§ Given request
Extract every line that contains the string "name".

[Records contained in a dataset]

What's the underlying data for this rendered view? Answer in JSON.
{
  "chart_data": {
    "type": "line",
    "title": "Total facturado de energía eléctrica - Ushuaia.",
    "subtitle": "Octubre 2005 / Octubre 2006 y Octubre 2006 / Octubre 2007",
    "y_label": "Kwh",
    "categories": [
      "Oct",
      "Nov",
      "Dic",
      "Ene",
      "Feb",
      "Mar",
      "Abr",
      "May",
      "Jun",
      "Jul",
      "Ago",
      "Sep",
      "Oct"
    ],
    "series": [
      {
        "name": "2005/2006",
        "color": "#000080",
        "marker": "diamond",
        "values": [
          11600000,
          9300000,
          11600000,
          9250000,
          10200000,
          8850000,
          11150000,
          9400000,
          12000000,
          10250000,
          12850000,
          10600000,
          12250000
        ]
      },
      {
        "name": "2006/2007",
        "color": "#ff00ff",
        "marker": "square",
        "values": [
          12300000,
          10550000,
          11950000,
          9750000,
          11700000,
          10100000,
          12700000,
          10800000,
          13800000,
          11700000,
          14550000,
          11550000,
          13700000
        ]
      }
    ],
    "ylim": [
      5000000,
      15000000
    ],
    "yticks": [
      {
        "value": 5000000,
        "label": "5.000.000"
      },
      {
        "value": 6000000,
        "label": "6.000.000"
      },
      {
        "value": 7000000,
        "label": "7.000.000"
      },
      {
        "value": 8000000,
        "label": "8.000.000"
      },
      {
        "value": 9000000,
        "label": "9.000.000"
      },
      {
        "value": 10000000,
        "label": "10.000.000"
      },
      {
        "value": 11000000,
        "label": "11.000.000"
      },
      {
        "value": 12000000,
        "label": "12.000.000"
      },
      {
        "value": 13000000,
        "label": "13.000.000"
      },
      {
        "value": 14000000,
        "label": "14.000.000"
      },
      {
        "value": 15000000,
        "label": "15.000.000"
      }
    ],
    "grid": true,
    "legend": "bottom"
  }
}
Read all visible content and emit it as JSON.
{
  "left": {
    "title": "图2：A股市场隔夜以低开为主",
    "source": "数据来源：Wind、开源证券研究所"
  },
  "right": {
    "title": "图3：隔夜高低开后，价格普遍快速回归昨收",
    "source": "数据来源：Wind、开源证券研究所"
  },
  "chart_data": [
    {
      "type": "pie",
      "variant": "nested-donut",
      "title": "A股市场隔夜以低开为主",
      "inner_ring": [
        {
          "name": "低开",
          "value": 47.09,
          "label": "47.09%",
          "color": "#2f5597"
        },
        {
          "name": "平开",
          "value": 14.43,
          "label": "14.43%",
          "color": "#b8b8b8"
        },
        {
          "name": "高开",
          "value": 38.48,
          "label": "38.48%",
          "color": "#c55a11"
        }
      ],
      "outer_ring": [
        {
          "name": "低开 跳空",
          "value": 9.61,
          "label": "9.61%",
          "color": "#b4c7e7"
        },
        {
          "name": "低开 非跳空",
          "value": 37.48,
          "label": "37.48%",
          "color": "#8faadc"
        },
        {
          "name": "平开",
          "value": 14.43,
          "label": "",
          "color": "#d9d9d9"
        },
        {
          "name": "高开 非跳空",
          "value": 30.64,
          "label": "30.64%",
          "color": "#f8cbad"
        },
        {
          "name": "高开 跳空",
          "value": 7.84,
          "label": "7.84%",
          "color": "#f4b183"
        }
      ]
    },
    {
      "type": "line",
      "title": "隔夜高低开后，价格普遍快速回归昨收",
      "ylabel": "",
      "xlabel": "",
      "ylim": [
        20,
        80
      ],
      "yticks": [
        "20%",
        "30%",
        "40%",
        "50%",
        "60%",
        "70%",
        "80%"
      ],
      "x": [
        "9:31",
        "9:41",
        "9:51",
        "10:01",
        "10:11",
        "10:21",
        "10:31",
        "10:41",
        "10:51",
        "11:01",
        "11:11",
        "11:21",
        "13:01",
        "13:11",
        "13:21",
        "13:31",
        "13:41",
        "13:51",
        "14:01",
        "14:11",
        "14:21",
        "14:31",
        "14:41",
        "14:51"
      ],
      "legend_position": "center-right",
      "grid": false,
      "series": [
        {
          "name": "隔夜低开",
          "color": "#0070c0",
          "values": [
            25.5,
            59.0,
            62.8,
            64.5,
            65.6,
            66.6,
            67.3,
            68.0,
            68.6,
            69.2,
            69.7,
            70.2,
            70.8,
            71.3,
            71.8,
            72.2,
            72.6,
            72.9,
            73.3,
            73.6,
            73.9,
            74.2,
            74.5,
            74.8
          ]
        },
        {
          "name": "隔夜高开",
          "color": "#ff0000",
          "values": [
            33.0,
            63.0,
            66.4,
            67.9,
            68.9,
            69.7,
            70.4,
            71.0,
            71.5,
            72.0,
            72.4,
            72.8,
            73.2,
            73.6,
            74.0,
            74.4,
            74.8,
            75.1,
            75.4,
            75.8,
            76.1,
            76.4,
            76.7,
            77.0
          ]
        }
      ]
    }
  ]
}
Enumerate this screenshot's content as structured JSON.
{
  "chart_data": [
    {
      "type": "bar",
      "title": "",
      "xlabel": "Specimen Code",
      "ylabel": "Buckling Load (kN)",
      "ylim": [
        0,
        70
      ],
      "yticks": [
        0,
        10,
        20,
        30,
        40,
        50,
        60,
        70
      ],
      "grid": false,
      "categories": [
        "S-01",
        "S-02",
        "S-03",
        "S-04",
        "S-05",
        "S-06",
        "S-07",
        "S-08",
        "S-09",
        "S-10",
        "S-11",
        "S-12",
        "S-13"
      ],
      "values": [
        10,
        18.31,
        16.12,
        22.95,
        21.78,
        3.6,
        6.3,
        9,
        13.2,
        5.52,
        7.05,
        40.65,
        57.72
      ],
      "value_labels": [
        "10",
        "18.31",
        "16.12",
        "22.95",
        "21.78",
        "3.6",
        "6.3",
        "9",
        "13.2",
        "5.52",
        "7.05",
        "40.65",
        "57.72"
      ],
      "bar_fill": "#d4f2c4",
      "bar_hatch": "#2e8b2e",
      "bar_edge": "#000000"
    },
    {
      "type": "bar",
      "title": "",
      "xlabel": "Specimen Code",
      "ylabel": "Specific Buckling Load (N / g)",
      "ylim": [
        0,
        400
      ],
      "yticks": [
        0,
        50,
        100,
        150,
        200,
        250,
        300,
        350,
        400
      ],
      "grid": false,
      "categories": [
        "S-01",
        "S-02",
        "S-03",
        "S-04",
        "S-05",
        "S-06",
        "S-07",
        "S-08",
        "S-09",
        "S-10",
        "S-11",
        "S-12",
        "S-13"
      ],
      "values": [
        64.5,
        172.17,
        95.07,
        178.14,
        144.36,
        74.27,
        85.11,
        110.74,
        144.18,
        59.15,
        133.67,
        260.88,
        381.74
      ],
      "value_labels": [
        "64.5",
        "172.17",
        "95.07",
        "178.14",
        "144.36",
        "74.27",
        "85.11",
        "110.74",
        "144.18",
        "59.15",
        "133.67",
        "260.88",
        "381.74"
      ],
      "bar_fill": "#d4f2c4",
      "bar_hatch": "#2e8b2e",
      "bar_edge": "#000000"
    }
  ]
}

==

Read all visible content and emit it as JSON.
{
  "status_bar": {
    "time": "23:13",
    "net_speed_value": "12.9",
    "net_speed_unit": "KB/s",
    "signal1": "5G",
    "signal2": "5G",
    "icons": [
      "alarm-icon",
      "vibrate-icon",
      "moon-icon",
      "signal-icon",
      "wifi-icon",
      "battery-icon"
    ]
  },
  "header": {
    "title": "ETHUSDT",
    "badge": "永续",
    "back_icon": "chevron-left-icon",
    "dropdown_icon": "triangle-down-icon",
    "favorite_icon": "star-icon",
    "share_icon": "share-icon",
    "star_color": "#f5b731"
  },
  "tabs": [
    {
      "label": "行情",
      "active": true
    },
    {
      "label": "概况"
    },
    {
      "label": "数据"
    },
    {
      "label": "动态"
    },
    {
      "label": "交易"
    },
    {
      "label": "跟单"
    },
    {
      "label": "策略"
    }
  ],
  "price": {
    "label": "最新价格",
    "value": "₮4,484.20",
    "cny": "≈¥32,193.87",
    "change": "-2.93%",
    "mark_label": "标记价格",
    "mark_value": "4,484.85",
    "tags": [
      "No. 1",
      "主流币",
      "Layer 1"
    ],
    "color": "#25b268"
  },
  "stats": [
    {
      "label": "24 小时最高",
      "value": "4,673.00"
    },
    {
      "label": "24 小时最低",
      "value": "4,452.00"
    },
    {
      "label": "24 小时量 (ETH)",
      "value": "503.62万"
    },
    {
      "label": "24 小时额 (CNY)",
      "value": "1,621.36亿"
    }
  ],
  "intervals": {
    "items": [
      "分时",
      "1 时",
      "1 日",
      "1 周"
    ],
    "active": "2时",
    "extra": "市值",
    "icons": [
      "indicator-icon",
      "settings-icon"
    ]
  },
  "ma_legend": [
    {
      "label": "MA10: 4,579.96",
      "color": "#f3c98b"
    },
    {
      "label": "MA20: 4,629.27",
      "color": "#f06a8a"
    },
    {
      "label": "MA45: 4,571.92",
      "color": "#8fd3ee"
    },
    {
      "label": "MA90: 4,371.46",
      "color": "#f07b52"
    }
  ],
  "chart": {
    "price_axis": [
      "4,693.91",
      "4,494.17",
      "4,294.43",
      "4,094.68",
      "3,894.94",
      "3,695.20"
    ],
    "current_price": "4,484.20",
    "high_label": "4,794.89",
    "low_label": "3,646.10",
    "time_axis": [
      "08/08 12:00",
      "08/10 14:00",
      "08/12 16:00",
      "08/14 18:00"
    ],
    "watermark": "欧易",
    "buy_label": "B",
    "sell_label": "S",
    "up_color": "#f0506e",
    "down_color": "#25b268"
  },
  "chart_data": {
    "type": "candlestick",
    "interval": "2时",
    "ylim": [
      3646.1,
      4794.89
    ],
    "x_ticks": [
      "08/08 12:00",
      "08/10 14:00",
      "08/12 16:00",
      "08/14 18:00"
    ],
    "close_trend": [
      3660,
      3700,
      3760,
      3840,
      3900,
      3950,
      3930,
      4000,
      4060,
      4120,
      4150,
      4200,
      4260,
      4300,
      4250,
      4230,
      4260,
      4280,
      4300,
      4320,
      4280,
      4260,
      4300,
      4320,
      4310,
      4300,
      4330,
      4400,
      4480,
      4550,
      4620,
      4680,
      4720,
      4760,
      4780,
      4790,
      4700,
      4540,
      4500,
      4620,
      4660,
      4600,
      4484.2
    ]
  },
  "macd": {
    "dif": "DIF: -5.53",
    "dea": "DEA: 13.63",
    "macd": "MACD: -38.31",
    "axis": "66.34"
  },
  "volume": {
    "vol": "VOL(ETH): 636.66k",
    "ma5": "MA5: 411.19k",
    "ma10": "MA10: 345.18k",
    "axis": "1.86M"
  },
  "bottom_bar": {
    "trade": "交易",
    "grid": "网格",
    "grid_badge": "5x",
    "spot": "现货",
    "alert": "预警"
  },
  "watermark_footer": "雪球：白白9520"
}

§ Task solution
        "name": "2005/2006",
        "name": "2006/2007",
          "name": "低开",
          "name": "平开",
          "name": "高开",
          "name": "低开 跳空",
          "name": "低开 非跳空",
          "name": "平开",
          "name": "高开 非跳空",
          "name": "高开 跳空",
          "name": "隔夜低开",
          "name": "隔夜高开",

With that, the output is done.